— start of Entries provided —

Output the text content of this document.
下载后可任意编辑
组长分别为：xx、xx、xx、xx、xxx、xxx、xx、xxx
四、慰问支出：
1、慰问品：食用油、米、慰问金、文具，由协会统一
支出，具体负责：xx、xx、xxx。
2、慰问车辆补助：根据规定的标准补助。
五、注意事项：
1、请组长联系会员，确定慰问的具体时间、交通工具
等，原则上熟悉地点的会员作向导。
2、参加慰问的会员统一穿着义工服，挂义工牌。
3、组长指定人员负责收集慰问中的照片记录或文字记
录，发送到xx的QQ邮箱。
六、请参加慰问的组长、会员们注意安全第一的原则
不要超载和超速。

— end of Entries provided —

= What the exercise asks =
Go through the records above and set each one down exactly, please.

= Final answer =
Output the text content of this document.
下载后可任意编辑
组长分别为：xx、xx、xx、xx、xxx、xxx、xx、xxx
四、慰问支出：
1、慰问品：食用油、米、慰问金、文具，由协会统一
支出，具体负责：xx、xx、xxx。
2、慰问车辆补助：根据规定的标准补助。
五、注意事项：
1、请组长联系会员，确定慰问的具体时间、交通工具
等，原则上熟悉地点的会员作向导。
2、参加慰问的会员统一穿着义工服，挂义工牌。
3、组长指定人员负责收集慰问中的照片记录或文字记
录，发送到xx的QQ邮箱。
六、请参加慰问的组长、会员们注意安全第一的原则
不要超载和超速。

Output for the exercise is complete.